SUPPLIED MATERIAL →
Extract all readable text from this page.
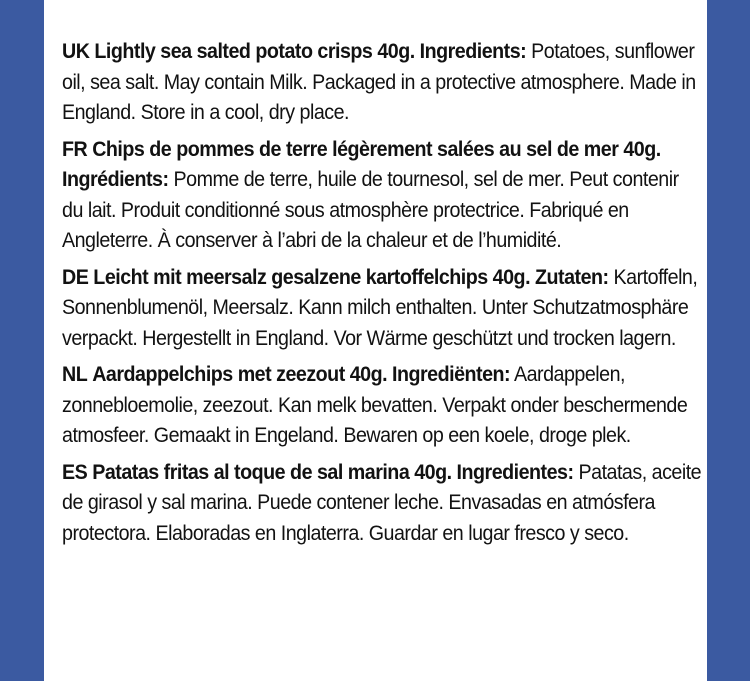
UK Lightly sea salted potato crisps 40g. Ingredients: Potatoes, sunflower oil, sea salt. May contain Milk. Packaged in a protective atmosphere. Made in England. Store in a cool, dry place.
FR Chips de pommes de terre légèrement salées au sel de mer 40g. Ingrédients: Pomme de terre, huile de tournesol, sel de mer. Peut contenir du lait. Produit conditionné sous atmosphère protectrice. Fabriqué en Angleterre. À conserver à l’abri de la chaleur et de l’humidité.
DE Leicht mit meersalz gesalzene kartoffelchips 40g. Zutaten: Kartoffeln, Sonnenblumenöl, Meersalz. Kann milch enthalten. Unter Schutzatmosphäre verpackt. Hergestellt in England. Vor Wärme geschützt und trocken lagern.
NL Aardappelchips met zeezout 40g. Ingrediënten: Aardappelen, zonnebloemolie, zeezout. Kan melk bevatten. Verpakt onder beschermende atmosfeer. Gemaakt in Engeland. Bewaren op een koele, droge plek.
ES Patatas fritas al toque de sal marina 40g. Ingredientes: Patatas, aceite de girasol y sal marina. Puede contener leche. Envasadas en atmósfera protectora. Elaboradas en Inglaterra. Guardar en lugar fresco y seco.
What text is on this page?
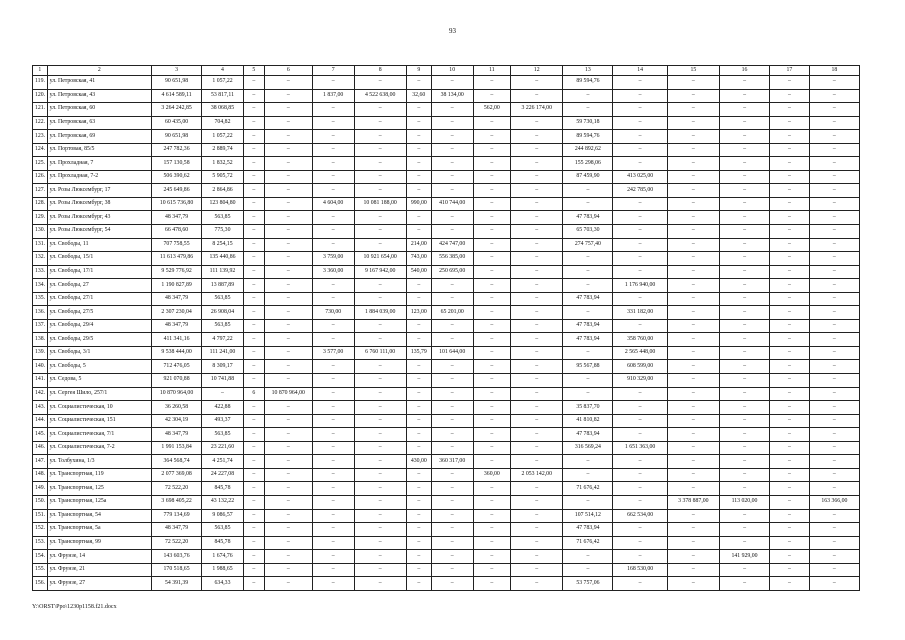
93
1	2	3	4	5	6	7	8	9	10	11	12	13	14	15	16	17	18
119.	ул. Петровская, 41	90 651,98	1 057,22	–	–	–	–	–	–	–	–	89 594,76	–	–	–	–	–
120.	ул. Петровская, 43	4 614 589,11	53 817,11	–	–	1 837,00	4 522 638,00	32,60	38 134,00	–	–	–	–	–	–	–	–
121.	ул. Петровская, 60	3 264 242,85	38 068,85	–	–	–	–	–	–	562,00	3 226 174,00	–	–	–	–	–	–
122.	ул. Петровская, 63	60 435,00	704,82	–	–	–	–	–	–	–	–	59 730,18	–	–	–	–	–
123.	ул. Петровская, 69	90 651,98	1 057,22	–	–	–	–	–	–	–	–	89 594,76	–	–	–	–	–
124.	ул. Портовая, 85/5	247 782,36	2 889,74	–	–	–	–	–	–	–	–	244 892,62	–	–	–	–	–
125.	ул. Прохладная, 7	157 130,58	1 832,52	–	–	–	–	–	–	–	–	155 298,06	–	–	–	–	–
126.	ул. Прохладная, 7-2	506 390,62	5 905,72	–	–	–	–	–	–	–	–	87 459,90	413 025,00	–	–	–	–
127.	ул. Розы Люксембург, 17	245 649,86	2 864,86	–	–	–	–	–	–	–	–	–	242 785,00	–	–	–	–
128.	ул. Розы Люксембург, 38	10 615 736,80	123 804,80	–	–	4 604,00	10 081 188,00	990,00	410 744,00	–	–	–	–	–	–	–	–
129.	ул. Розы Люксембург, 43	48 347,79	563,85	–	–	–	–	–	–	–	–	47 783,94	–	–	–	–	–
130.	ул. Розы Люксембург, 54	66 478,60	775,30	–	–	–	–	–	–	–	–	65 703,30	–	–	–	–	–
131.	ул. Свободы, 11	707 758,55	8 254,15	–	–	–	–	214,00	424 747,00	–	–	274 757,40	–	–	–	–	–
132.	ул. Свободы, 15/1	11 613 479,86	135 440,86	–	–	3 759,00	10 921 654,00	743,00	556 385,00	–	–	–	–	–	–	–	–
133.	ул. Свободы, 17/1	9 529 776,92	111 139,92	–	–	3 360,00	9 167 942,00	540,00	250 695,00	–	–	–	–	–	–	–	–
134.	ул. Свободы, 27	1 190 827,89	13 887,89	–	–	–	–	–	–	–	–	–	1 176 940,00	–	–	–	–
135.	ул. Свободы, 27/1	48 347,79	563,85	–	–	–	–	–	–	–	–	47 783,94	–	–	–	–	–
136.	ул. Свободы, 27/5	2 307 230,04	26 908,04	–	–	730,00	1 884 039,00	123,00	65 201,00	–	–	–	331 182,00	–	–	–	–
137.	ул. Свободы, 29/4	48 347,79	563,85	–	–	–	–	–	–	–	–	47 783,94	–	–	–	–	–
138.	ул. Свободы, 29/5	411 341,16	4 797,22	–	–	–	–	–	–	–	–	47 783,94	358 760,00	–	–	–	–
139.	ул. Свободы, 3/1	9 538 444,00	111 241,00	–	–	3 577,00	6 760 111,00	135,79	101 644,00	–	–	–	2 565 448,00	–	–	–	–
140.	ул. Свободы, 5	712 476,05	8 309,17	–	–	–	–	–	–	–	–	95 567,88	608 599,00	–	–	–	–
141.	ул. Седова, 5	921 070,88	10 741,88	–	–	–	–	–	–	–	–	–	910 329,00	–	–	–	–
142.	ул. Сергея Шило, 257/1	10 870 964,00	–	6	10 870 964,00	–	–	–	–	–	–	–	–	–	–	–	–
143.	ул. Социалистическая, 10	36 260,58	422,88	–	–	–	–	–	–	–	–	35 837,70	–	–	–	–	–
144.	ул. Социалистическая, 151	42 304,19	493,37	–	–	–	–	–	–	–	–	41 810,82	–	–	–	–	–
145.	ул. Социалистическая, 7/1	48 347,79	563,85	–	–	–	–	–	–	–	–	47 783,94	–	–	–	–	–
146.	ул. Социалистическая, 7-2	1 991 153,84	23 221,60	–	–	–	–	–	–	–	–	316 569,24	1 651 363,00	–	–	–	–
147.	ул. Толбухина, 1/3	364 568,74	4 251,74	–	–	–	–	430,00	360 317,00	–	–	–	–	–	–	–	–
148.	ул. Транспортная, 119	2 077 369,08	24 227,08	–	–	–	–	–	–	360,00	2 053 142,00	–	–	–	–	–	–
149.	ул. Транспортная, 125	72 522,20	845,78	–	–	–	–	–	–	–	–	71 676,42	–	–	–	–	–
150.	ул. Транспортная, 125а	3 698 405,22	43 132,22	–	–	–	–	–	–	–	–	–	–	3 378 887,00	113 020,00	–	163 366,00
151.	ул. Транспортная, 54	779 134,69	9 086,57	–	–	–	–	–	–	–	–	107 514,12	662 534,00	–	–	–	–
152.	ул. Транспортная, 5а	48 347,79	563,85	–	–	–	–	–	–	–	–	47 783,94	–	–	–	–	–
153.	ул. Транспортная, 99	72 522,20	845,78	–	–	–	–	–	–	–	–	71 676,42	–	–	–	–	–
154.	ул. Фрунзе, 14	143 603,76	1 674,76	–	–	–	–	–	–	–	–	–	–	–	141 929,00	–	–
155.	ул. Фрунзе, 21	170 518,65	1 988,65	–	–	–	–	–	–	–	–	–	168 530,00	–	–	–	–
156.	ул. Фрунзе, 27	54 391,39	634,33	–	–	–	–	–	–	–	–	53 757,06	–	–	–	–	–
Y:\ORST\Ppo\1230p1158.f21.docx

WORK TO DO →
The word "Люксембург" may occur in lines of the records. Report how many such lines there are, giving only the number.

FINAL ANSWER →
4